Annotated region listings:
———
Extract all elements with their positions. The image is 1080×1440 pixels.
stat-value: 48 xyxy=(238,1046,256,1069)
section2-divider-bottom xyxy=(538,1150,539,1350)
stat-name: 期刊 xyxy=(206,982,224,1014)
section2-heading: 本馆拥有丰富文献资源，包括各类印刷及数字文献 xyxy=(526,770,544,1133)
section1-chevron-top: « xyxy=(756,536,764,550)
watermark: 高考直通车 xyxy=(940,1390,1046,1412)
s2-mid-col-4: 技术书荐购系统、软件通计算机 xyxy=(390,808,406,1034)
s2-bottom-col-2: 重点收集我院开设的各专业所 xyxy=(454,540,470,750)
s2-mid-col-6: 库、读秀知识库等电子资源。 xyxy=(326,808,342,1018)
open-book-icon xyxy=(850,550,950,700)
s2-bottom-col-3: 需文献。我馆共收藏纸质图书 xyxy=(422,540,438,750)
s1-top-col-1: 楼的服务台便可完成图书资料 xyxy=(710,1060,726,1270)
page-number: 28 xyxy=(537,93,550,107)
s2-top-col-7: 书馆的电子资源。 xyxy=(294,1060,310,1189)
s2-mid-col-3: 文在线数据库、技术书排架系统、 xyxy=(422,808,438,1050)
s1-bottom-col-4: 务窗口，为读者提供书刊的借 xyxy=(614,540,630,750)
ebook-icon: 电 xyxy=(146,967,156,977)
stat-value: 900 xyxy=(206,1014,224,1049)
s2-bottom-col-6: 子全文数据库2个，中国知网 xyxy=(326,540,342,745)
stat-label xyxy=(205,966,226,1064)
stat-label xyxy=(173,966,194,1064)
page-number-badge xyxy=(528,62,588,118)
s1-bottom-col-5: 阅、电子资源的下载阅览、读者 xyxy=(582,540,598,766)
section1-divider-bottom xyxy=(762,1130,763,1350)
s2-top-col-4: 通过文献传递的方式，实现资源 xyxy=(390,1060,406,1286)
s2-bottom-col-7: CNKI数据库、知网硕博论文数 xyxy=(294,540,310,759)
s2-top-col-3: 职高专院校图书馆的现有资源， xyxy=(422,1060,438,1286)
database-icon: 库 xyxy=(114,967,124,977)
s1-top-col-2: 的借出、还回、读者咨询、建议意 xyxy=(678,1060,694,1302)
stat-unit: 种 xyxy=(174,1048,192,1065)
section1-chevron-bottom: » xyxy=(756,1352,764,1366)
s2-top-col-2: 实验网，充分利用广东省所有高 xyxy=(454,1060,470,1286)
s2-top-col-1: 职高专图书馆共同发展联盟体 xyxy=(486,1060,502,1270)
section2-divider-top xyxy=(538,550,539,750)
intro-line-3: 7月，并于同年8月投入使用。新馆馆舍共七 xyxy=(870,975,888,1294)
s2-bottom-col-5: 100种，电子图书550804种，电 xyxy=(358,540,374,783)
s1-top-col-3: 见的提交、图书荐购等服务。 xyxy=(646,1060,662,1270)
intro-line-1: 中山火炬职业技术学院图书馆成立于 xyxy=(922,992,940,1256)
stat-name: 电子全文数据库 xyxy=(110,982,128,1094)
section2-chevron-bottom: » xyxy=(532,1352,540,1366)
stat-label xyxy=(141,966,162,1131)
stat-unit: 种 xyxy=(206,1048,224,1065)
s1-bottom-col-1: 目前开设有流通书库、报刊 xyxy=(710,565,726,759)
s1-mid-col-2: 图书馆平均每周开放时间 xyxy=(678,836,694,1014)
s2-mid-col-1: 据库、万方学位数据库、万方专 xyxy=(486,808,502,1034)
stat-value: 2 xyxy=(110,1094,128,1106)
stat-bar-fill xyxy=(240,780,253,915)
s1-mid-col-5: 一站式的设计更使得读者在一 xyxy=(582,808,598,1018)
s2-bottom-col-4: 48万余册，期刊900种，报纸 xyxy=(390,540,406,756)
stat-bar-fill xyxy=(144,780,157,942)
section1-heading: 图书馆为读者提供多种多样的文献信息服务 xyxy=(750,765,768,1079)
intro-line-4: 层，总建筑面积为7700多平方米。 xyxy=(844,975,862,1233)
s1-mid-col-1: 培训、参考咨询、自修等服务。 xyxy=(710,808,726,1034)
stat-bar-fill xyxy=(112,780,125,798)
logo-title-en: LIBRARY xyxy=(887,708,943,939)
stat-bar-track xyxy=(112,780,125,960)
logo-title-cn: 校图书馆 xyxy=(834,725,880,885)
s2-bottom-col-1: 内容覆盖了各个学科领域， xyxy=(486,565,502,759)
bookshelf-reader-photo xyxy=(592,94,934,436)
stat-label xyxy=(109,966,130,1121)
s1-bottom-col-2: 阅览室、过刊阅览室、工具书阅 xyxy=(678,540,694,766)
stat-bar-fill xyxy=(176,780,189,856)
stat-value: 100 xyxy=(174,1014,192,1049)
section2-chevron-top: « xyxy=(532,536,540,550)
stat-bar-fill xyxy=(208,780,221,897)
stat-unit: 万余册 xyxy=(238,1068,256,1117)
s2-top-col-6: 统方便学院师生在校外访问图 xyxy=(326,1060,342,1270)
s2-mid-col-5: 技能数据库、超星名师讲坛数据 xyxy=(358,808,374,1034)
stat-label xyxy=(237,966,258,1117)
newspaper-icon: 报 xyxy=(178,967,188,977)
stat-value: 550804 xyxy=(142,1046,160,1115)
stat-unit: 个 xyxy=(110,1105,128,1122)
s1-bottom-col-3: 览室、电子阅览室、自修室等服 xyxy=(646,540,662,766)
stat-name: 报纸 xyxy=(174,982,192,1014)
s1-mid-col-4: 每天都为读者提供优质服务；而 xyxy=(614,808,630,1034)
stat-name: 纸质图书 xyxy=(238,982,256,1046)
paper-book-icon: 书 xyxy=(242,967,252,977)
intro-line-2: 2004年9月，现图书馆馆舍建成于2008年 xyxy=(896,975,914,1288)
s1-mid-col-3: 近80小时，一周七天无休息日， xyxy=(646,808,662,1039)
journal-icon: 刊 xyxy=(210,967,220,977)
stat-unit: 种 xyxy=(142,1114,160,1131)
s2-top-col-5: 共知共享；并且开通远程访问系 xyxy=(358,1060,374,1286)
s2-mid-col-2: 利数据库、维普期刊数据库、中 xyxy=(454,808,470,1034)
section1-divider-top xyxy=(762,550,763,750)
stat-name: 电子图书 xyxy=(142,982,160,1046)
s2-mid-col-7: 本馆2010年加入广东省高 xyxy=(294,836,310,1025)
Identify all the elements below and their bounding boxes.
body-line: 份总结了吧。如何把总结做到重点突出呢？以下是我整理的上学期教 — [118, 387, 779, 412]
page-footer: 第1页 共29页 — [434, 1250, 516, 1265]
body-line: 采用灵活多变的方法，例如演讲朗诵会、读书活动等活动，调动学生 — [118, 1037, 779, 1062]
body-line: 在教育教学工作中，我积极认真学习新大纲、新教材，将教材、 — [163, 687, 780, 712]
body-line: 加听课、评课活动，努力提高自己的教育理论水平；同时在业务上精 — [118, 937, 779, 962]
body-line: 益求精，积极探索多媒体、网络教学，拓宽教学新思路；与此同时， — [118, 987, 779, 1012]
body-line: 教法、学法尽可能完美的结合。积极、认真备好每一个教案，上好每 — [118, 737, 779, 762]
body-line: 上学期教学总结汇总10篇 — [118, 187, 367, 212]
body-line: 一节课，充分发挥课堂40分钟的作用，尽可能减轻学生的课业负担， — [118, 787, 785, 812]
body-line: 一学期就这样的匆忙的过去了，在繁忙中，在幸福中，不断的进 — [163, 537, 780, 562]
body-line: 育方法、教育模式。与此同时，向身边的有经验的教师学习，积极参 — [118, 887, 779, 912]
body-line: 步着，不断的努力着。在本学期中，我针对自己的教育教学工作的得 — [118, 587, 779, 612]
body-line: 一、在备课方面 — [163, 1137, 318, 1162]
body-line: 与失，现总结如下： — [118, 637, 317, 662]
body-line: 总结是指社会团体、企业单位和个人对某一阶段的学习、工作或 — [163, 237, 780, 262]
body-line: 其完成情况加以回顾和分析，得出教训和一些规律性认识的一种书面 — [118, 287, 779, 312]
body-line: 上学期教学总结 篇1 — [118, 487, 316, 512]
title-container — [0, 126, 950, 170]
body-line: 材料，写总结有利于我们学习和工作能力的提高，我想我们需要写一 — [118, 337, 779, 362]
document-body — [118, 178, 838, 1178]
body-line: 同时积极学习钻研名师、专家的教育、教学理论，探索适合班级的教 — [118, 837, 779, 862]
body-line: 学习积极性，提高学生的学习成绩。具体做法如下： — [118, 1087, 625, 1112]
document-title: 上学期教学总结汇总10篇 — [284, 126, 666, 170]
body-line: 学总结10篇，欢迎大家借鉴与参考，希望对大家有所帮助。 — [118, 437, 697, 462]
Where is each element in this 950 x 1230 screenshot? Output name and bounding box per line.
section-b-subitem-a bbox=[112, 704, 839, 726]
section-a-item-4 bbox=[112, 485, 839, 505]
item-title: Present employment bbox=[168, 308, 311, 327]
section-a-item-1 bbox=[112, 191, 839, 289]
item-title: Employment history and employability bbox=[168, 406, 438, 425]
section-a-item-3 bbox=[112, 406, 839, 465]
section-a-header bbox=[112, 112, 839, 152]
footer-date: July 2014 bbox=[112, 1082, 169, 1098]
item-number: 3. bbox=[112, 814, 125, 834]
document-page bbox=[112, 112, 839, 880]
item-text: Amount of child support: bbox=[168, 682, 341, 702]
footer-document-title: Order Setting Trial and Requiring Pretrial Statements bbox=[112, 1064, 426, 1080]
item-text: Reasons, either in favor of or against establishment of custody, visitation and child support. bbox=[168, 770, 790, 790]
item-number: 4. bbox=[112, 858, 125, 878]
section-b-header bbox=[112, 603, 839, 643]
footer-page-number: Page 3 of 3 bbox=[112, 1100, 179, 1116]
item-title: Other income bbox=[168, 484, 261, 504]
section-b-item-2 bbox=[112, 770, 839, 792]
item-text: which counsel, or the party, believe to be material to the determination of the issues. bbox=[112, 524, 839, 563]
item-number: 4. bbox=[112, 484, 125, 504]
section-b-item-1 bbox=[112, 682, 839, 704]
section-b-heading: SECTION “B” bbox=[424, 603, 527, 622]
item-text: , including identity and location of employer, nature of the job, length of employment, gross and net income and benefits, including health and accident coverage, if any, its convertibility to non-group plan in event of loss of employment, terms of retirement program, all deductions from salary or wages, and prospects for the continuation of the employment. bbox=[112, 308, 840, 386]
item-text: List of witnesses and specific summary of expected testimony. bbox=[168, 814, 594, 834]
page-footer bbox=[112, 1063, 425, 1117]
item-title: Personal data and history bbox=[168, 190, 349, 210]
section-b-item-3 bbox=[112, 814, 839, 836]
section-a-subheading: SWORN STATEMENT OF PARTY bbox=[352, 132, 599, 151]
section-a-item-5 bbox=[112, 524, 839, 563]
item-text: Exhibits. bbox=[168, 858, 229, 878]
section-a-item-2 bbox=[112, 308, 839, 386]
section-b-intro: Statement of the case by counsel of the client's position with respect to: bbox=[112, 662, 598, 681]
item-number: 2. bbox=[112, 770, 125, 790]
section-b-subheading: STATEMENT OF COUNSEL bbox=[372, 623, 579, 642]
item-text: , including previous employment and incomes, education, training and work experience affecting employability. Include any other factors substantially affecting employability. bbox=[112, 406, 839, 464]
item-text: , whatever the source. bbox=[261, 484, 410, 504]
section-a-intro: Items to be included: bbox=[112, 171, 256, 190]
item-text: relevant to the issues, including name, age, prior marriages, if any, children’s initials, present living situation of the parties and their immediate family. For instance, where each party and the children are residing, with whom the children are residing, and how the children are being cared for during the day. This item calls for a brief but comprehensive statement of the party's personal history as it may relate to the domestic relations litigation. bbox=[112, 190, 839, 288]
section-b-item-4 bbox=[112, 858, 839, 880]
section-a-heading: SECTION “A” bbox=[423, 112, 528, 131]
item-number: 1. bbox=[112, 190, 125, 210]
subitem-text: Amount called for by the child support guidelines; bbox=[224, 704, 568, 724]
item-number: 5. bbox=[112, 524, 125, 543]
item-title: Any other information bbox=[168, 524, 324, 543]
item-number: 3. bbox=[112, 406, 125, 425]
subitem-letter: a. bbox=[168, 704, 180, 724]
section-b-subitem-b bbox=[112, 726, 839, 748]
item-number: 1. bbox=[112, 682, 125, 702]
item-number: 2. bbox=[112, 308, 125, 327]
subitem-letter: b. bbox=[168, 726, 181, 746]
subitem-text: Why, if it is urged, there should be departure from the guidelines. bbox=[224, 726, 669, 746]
———
### Request
Count the lines in the items above that contain the string "from". Give only the number.

### Result
2